▶ **Your goal**: Each line that follows is to be retyped exactly.

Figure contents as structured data
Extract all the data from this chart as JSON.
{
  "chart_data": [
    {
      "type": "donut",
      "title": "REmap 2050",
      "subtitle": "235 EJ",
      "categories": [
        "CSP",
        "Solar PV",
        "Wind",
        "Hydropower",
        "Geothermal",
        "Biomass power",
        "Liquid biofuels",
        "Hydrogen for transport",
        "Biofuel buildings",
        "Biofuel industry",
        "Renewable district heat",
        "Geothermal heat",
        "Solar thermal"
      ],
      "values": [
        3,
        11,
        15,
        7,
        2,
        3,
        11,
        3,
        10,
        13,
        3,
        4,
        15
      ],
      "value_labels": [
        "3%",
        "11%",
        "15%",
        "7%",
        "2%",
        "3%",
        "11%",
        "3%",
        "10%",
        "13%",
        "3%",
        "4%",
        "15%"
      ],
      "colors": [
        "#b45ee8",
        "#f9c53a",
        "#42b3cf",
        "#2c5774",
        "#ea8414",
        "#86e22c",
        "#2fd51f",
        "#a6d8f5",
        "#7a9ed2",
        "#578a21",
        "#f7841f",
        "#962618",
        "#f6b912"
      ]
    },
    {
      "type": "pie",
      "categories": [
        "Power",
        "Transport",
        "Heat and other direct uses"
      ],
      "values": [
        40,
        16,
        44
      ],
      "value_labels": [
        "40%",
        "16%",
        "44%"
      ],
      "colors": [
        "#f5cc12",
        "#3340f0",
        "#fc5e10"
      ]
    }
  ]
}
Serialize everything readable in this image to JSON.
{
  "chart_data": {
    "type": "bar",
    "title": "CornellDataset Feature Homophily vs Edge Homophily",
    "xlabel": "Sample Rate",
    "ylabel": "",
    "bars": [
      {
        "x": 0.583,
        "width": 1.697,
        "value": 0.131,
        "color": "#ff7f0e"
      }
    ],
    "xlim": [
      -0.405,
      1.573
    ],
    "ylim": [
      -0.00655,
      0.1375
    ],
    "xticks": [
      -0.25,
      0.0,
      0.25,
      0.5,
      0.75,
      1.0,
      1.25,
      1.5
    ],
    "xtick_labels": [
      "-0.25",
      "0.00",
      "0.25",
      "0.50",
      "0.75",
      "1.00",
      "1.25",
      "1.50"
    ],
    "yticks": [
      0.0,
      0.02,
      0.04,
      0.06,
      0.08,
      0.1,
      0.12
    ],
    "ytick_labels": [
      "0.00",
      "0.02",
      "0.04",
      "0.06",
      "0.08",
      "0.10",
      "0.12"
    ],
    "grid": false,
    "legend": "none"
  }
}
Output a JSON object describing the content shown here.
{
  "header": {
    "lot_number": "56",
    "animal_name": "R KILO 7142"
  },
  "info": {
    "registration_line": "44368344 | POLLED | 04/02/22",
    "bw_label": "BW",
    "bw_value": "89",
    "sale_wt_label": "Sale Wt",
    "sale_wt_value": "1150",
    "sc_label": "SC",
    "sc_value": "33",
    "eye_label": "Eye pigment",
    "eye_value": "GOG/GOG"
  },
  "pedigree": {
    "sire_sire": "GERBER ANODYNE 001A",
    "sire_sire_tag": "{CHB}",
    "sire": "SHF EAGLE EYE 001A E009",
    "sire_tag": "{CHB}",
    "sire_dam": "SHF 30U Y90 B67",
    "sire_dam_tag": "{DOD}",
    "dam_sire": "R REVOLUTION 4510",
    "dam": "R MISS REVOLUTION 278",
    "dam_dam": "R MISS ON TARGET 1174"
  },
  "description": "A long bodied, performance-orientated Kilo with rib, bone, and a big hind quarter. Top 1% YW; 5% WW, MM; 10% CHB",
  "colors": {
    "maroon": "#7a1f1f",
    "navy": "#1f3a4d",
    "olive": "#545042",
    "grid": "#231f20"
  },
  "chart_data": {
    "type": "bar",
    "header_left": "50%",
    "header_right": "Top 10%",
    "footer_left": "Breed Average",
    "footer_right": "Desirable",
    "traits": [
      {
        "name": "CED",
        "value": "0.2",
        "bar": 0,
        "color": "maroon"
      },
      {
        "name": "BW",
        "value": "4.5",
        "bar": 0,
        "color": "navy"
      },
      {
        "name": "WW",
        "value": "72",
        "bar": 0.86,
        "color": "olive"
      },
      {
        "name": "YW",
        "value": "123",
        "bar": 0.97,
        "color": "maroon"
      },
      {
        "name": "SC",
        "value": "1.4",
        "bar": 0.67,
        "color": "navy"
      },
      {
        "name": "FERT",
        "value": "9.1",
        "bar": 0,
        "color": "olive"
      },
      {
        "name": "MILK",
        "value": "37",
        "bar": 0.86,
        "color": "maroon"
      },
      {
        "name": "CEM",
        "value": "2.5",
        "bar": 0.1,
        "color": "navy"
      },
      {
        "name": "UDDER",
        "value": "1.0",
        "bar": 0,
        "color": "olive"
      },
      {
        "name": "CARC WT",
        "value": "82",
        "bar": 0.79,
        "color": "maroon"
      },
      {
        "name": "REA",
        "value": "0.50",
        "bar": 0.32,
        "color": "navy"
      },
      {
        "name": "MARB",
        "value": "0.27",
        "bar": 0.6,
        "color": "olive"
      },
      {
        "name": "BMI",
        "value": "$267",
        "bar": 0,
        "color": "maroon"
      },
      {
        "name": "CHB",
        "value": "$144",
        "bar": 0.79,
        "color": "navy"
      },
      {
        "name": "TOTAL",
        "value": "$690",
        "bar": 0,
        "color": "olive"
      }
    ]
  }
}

▶ **Final result**:
Extract all the data from this chart as JSON.
{
  "chart_data": [
    {
      "type": "donut",
      "title": "REmap 2050",
      "subtitle": "235 EJ",
      "categories": [
        "CSP",
        "Solar PV",
        "Wind",
        "Hydropower",
        "Geothermal",
        "Biomass power",
        "Liquid biofuels",
        "Hydrogen for transport",
        "Biofuel buildings",
        "Biofuel industry",
        "Renewable district heat",
        "Geothermal heat",
        "Solar thermal"
      ],
      "values": [
        3,
        11,
        15,
        7,
        2,
        3,
        11,
        3,
        10,
        13,
        3,
        4,
        15
      ],
      "value_labels": [
        "3%",
        "11%",
        "15%",
        "7%",
        "2%",
        "3%",
        "11%",
        "3%",
        "10%",
        "13%",
        "3%",
        "4%",
        "15%"
      ],
      "colors": [
        "#b45ee8",
        "#f9c53a",
        "#42b3cf",
        "#2c5774",
        "#ea8414",
        "#86e22c",
        "#2fd51f",
        "#a6d8f5",
        "#7a9ed2",
        "#578a21",
        "#f7841f",
        "#962618",
        "#f6b912"
      ]
    },
    {
      "type": "pie",
      "categories": [
        "Power",
        "Transport",
        "Heat and other direct uses"
      ],
      "values": [
        40,
        16,
        44
      ],
      "value_labels": [
        "40%",
        "16%",
        "44%"
      ],
      "colors": [
        "#f5cc12",
        "#3340f0",
        "#fc5e10"
      ]
    }
  ]
}
Serialize everything readable in this image to JSON.
{
  "chart_data": {
    "type": "bar",
    "title": "CornellDataset Feature Homophily vs Edge Homophily",
    "xlabel": "Sample Rate",
    "ylabel": "",
    "bars": [
      {
        "x": 0.583,
        "width": 1.697,
        "value": 0.131,
        "color": "#ff7f0e"
      }
    ],
    "xlim": [
      -0.405,
      1.573
    ],
    "ylim": [
      -0.00655,
      0.1375
    ],
    "xticks": [
      -0.25,
      0.0,
      0.25,
      0.5,
      0.75,
      1.0,
      1.25,
      1.5
    ],
    "xtick_labels": [
      "-0.25",
      "0.00",
      "0.25",
      "0.50",
      "0.75",
      "1.00",
      "1.25",
      "1.50"
    ],
    "yticks": [
      0.0,
      0.02,
      0.04,
      0.06,
      0.08,
      0.1,
      0.12
    ],
    "ytick_labels": [
      "0.00",
      "0.02",
      "0.04",
      "0.06",
      "0.08",
      "0.10",
      "0.12"
    ],
    "grid": false,
    "legend": "none"
  }
}
Output a JSON object describing the content shown here.
{
  "header": {
    "lot_number": "56",
    "animal_name": "R KILO 7142"
  },
  "info": {
    "registration_line": "44368344 | POLLED | 04/02/22",
    "bw_label": "BW",
    "bw_value": "89",
    "sale_wt_label": "Sale Wt",
    "sale_wt_value": "1150",
    "sc_label": "SC",
    "sc_value": "33",
    "eye_label": "Eye pigment",
    "eye_value": "GOG/GOG"
  },
  "pedigree": {
    "sire_sire": "GERBER ANODYNE 001A",
    "sire_sire_tag": "{CHB}",
    "sire": "SHF EAGLE EYE 001A E009",
    "sire_tag": "{CHB}",
    "sire_dam": "SHF 30U Y90 B67",
    "sire_dam_tag": "{DOD}",
    "dam_sire": "R REVOLUTION 4510",
    "dam": "R MISS REVOLUTION 278",
    "dam_dam": "R MISS ON TARGET 1174"
  },
  "description": "A long bodied, performance-orientated Kilo with rib, bone, and a big hind quarter. Top 1% YW; 5% WW, MM; 10% CHB",
  "colors": {
    "maroon": "#7a1f1f",
    "navy": "#1f3a4d",
    "olive": "#545042",
    "grid": "#231f20"
  },
  "chart_data": {
    "type": "bar",
    "header_left": "50%",
    "header_right": "Top 10%",
    "footer_left": "Breed Average",
    "footer_right": "Desirable",
    "traits": [
      {
        "name": "CED",
        "value": "0.2",
        "bar": 0,
        "color": "maroon"
      },
      {
        "name": "BW",
        "value": "4.5",
        "bar": 0,
        "color": "navy"
      },
      {
        "name": "WW",
        "value": "72",
        "bar": 0.86,
        "color": "olive"
      },
      {
        "name": "YW",
        "value": "123",
        "bar": 0.97,
        "color": "maroon"
      },
      {
        "name": "SC",
        "value": "1.4",
        "bar": 0.67,
        "color": "navy"
      },
      {
        "name": "FERT",
        "value": "9.1",
        "bar": 0,
        "color": "olive"
      },
      {
        "name": "MILK",
        "value": "37",
        "bar": 0.86,
        "color": "maroon"
      },
      {
        "name": "CEM",
        "value": "2.5",
        "bar": 0.1,
        "color": "navy"
      },
      {
        "name": "UDDER",
        "value": "1.0",
        "bar": 0,
        "color": "olive"
      },
      {
        "name": "CARC WT",
        "value": "82",
        "bar": 0.79,
        "color": "maroon"
      },
      {
        "name": "REA",
        "value": "0.50",
        "bar": 0.32,
        "color": "navy"
      },
      {
        "name": "MARB",
        "value": "0.27",
        "bar": 0.6,
        "color": "olive"
      },
      {
        "name": "BMI",
        "value": "$267",
        "bar": 0,
        "color": "maroon"
      },
      {
        "name": "CHB",
        "value": "$144",
        "bar": 0.79,
        "color": "navy"
      },
      {
        "name": "TOTAL",
        "value": "$690",
        "bar": 0,
        "color": "olive"
      }
    ]
  }
}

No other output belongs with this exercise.